┌─ TASK INPUTS

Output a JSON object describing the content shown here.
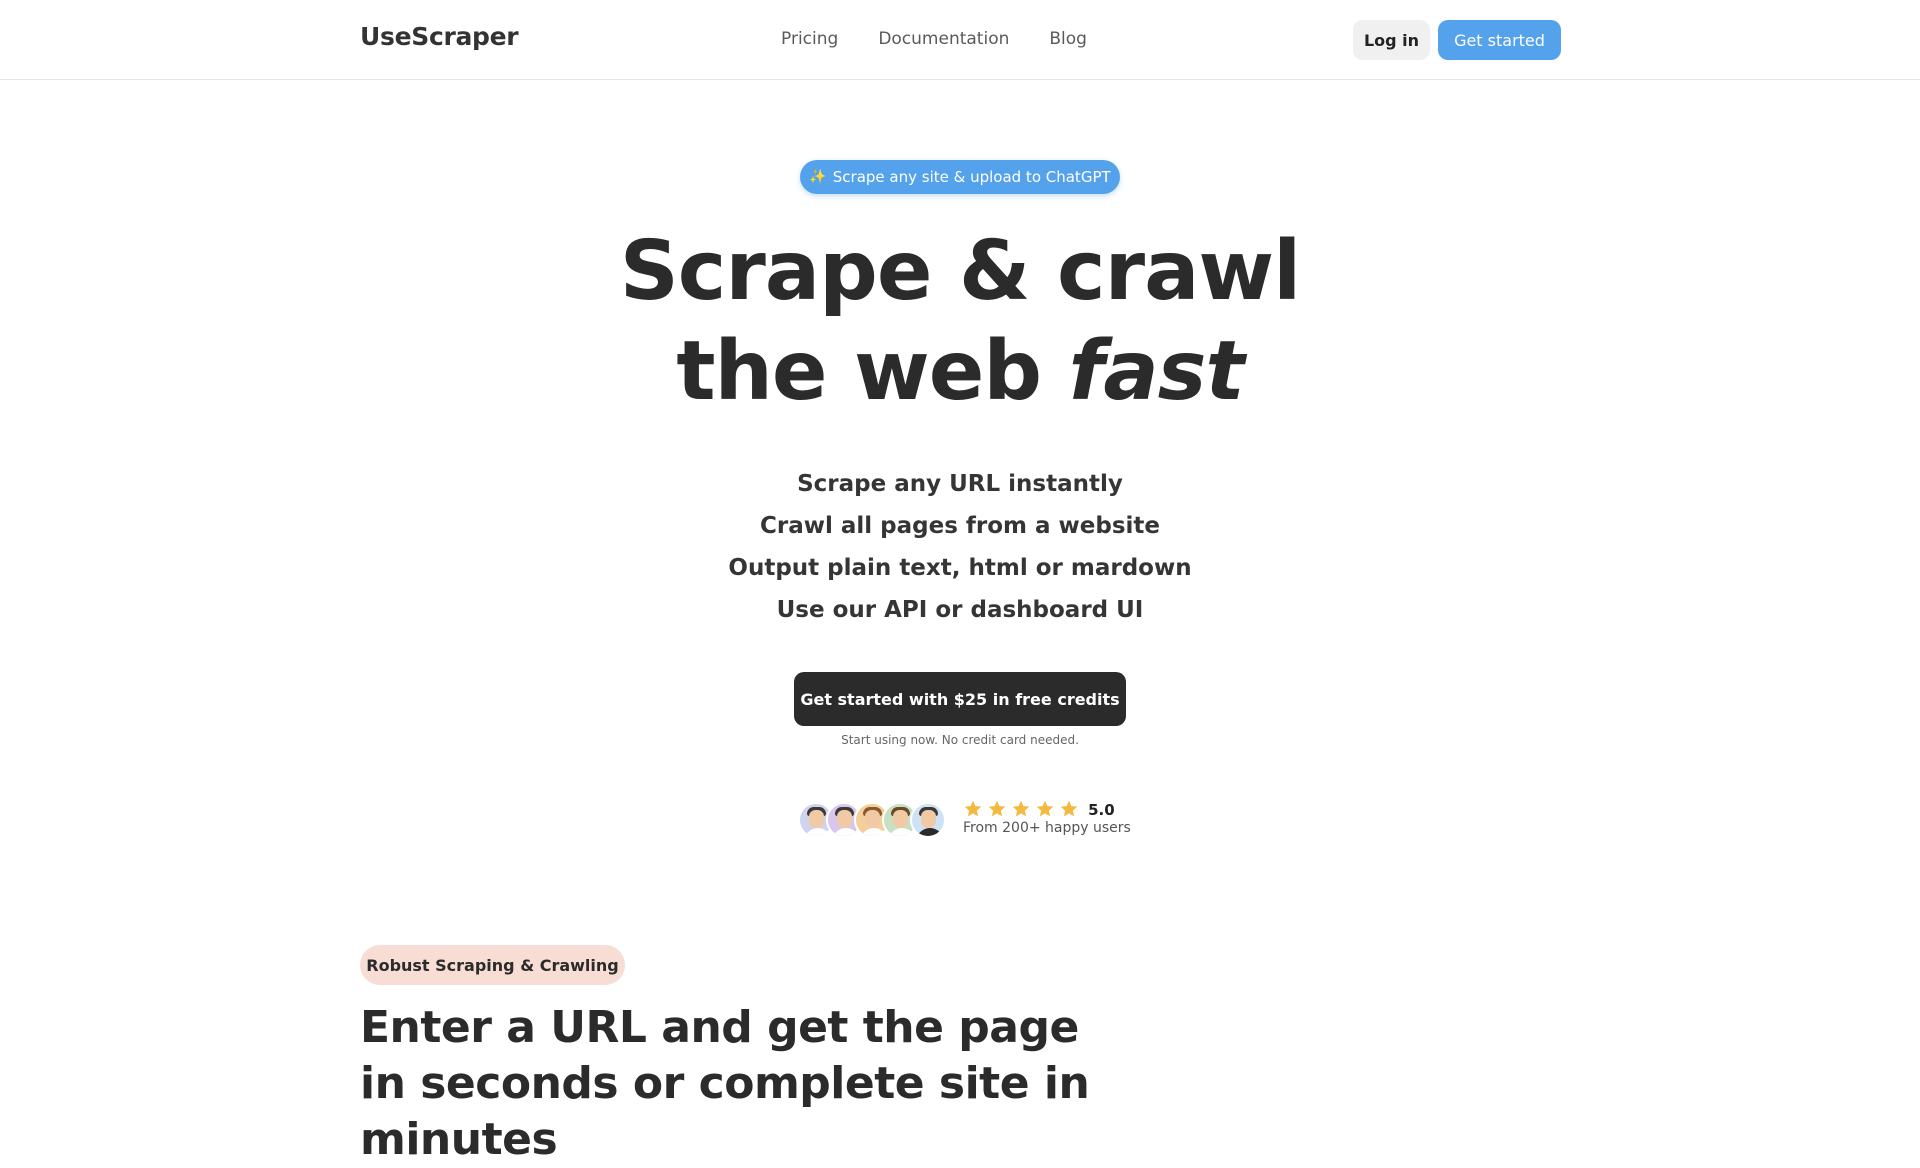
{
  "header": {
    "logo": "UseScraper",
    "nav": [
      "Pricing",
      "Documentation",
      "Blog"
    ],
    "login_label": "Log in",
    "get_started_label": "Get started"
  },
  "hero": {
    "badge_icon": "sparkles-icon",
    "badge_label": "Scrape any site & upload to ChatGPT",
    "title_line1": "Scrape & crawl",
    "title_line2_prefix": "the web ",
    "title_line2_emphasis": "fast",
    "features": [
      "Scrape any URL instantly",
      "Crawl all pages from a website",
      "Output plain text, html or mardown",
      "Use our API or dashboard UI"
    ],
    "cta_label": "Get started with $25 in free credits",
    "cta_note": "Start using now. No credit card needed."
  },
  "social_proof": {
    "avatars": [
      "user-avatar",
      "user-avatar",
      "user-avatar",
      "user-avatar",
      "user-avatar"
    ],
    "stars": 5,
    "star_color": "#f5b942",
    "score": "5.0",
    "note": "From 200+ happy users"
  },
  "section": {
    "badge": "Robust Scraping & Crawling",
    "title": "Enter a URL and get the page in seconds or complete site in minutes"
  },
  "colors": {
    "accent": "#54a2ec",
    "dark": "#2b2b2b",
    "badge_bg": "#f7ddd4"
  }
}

└─

▶ WRITTEN REQUEST: Read the data above. Pull out each line in which the string "Output" appears.

▶ RESULT OF THIS EXERCISE:
Output a JSON object describing the content shown here.
      "Output plain text, html or mardown",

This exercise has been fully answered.